# [Exercise objective]
Copy the line containing "Extract all readable text from this page.", then all lines after it up to and including the final line of the material, exactly and without additions.

** begin Data to process **

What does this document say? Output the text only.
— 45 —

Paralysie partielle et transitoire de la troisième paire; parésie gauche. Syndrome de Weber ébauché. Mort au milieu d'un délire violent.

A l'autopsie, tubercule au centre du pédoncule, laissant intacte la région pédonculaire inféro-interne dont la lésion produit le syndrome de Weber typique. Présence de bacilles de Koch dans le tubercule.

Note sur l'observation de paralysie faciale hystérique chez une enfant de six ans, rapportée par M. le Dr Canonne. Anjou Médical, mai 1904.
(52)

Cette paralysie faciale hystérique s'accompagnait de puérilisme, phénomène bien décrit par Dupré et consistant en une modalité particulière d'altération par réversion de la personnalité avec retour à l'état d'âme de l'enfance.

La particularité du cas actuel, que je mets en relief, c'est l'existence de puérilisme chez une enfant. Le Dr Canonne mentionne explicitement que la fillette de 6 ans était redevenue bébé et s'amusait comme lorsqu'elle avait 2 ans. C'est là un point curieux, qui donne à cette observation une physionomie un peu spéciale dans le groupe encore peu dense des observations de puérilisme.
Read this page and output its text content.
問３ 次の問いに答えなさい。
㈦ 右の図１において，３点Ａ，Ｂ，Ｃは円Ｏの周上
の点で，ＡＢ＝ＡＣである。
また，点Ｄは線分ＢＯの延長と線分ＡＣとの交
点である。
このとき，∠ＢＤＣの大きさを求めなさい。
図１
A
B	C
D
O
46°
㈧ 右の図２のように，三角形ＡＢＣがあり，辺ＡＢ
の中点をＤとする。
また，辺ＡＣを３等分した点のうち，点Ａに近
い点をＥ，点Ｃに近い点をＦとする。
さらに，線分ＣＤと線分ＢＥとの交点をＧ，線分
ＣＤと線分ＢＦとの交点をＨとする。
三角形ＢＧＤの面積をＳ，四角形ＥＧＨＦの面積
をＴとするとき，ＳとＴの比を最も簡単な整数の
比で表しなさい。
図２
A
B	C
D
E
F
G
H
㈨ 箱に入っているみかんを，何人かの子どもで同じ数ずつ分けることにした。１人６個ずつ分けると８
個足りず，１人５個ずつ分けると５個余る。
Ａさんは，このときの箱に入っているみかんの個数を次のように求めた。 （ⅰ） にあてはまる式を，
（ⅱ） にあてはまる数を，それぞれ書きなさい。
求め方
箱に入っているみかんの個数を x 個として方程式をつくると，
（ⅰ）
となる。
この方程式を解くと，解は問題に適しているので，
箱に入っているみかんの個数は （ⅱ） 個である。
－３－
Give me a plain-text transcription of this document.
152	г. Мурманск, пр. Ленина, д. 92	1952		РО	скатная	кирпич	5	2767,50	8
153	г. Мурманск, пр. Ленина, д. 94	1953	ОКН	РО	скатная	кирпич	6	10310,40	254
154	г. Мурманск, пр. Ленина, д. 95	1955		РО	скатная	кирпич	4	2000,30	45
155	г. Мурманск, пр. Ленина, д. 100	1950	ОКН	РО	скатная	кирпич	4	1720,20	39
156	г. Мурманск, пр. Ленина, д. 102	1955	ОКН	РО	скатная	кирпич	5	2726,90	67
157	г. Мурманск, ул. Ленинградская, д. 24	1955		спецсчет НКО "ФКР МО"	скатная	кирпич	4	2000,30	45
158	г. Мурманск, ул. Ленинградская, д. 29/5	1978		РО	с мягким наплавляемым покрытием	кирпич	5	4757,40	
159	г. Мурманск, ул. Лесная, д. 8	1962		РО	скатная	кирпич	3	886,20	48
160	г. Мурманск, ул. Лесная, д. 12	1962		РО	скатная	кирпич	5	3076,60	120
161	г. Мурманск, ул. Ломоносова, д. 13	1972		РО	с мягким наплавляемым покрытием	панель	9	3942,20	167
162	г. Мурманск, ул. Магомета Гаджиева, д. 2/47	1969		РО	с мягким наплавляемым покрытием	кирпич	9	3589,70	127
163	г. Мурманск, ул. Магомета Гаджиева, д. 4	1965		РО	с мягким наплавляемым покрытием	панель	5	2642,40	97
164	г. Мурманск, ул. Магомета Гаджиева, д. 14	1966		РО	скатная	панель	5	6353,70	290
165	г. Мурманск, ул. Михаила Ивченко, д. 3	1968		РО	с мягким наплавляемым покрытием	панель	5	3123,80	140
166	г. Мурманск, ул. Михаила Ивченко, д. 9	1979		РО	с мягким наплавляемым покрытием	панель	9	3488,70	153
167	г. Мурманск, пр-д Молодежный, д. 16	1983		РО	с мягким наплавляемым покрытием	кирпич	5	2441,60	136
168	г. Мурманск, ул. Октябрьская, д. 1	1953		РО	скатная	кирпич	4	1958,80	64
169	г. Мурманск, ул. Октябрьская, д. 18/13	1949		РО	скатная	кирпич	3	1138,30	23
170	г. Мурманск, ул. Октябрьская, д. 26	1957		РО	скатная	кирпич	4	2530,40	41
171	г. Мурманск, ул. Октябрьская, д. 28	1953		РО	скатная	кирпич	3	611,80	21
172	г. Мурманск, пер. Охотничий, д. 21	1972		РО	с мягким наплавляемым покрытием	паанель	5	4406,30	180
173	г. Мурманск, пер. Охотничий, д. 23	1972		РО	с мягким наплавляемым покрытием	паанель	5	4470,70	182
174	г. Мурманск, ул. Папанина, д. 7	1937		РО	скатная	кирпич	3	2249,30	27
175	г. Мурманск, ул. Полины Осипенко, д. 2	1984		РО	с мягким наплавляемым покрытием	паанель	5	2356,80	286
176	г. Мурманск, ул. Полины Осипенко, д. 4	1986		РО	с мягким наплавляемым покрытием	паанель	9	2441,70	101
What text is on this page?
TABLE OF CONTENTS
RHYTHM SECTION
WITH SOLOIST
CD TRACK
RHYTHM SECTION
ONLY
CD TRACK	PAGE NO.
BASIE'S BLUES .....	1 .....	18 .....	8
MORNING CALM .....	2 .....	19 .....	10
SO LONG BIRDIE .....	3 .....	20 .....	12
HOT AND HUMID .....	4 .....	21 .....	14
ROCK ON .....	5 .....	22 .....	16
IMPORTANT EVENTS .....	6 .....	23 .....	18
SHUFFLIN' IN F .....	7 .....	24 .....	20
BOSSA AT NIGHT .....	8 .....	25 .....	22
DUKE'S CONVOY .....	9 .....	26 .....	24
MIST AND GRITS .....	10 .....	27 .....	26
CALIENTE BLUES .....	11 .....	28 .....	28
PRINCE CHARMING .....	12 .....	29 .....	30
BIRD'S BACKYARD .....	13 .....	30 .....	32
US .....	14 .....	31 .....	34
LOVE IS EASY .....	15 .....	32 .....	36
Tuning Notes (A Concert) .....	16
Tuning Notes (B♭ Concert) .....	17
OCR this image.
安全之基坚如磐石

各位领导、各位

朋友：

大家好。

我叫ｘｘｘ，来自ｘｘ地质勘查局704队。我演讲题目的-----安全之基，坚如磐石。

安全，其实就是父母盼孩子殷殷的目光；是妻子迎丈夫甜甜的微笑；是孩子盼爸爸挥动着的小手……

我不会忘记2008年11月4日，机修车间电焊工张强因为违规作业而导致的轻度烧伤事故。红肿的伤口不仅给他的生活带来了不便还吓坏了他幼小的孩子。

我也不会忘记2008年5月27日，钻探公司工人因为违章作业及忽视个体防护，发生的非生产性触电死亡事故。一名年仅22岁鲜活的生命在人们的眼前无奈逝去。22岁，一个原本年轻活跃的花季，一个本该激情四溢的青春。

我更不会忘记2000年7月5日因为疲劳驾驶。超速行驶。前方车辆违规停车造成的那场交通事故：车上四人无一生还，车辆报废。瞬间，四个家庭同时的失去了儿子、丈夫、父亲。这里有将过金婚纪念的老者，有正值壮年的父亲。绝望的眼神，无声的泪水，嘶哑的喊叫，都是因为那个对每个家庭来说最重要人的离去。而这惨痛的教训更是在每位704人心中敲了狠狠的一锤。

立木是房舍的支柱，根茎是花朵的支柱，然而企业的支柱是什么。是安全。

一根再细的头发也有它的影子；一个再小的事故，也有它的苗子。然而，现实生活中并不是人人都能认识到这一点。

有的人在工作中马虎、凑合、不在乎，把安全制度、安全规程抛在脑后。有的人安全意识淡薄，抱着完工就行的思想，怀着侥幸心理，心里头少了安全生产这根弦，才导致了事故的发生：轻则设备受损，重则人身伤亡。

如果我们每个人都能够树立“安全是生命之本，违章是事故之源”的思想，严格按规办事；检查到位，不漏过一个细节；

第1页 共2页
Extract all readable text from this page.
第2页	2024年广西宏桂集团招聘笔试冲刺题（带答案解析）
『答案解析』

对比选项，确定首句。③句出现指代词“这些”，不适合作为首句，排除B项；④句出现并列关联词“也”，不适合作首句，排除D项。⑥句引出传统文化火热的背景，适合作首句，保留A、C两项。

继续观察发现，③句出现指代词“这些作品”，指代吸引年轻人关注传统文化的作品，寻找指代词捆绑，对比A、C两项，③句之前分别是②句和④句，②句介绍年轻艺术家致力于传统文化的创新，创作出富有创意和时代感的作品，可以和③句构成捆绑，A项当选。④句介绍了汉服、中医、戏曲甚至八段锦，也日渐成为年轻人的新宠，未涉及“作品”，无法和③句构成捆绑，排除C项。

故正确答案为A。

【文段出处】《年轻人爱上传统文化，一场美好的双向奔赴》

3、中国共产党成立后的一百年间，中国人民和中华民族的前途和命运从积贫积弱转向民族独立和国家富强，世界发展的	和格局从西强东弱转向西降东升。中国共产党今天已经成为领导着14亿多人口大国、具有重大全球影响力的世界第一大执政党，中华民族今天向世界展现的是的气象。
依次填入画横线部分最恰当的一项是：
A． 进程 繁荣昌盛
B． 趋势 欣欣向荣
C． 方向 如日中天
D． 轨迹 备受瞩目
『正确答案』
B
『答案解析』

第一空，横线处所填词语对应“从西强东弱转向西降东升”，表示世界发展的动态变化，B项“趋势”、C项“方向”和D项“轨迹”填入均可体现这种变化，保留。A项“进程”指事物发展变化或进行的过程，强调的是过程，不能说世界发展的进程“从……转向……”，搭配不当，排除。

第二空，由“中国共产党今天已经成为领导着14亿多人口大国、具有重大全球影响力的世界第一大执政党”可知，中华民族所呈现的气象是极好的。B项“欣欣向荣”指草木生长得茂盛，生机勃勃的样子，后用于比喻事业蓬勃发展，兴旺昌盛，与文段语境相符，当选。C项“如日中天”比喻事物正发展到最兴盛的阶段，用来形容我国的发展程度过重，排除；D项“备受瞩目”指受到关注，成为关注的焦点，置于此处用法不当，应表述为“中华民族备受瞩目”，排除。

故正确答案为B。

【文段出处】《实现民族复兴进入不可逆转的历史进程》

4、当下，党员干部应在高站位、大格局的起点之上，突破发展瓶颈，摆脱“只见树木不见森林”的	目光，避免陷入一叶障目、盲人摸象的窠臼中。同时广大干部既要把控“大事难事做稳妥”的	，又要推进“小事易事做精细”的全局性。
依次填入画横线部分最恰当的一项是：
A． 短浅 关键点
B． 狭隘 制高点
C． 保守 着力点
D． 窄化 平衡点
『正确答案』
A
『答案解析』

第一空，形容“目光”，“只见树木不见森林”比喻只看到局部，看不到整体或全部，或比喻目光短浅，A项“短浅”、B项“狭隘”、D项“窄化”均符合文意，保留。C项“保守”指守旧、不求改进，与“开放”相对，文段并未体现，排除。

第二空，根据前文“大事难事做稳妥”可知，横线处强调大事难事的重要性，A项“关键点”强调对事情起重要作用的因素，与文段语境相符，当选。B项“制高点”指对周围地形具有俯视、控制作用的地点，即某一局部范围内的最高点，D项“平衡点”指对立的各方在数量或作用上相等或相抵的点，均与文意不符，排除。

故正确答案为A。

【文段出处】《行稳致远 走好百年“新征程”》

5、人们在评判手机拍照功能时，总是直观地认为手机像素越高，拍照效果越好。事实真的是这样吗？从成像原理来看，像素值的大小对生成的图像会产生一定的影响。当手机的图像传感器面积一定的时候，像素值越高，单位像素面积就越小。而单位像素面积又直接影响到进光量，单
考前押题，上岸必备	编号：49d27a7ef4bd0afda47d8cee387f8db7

** end Data to process **

# [Reply]
Extract all readable text from this page.
第2页	2024年广西宏桂集团招聘笔试冲刺题（带答案解析）
『答案解析』

对比选项，确定首句。③句出现指代词“这些”，不适合作为首句，排除B项；④句出现并列关联词“也”，不适合作首句，排除D项。⑥句引出传统文化火热的背景，适合作首句，保留A、C两项。

继续观察发现，③句出现指代词“这些作品”，指代吸引年轻人关注传统文化的作品，寻找指代词捆绑，对比A、C两项，③句之前分别是②句和④句，②句介绍年轻艺术家致力于传统文化的创新，创作出富有创意和时代感的作品，可以和③句构成捆绑，A项当选。④句介绍了汉服、中医、戏曲甚至八段锦，也日渐成为年轻人的新宠，未涉及“作品”，无法和③句构成捆绑，排除C项。

故正确答案为A。

【文段出处】《年轻人爱上传统文化，一场美好的双向奔赴》

3、中国共产党成立后的一百年间，中国人民和中华民族的前途和命运从积贫积弱转向民族独立和国家富强，世界发展的	和格局从西强东弱转向西降东升。中国共产党今天已经成为领导着14亿多人口大国、具有重大全球影响力的世界第一大执政党，中华民族今天向世界展现的是的气象。
依次填入画横线部分最恰当的一项是：
A． 进程 繁荣昌盛
B． 趋势 欣欣向荣
C． 方向 如日中天
D． 轨迹 备受瞩目
『正确答案』
B
『答案解析』

第一空，横线处所填词语对应“从西强东弱转向西降东升”，表示世界发展的动态变化，B项“趋势”、C项“方向”和D项“轨迹”填入均可体现这种变化，保留。A项“进程”指事物发展变化或进行的过程，强调的是过程，不能说世界发展的进程“从……转向……”，搭配不当，排除。

第二空，由“中国共产党今天已经成为领导着14亿多人口大国、具有重大全球影响力的世界第一大执政党”可知，中华民族所呈现的气象是极好的。B项“欣欣向荣”指草木生长得茂盛，生机勃勃的样子，后用于比喻事业蓬勃发展，兴旺昌盛，与文段语境相符，当选。C项“如日中天”比喻事物正发展到最兴盛的阶段，用来形容我国的发展程度过重，排除；D项“备受瞩目”指受到关注，成为关注的焦点，置于此处用法不当，应表述为“中华民族备受瞩目”，排除。

故正确答案为B。

【文段出处】《实现民族复兴进入不可逆转的历史进程》

4、当下，党员干部应在高站位、大格局的起点之上，突破发展瓶颈，摆脱“只见树木不见森林”的	目光，避免陷入一叶障目、盲人摸象的窠臼中。同时广大干部既要把控“大事难事做稳妥”的	，又要推进“小事易事做精细”的全局性。
依次填入画横线部分最恰当的一项是：
A． 短浅 关键点
B． 狭隘 制高点
C． 保守 着力点
D． 窄化 平衡点
『正确答案』
A
『答案解析』

第一空，形容“目光”，“只见树木不见森林”比喻只看到局部，看不到整体或全部，或比喻目光短浅，A项“短浅”、B项“狭隘”、D项“窄化”均符合文意，保留。C项“保守”指守旧、不求改进，与“开放”相对，文段并未体现，排除。

第二空，根据前文“大事难事做稳妥”可知，横线处强调大事难事的重要性，A项“关键点”强调对事情起重要作用的因素，与文段语境相符，当选。B项“制高点”指对周围地形具有俯视、控制作用的地点，即某一局部范围内的最高点，D项“平衡点”指对立的各方在数量或作用上相等或相抵的点，均与文意不符，排除。

故正确答案为A。

【文段出处】《行稳致远 走好百年“新征程”》

5、人们在评判手机拍照功能时，总是直观地认为手机像素越高，拍照效果越好。事实真的是这样吗？从成像原理来看，像素值的大小对生成的图像会产生一定的影响。当手机的图像传感器面积一定的时候，像素值越高，单位像素面积就越小。而单位像素面积又直接影响到进光量，单
考前押题，上岸必备	编号：49d27a7ef4bd0afda47d8cee387f8db7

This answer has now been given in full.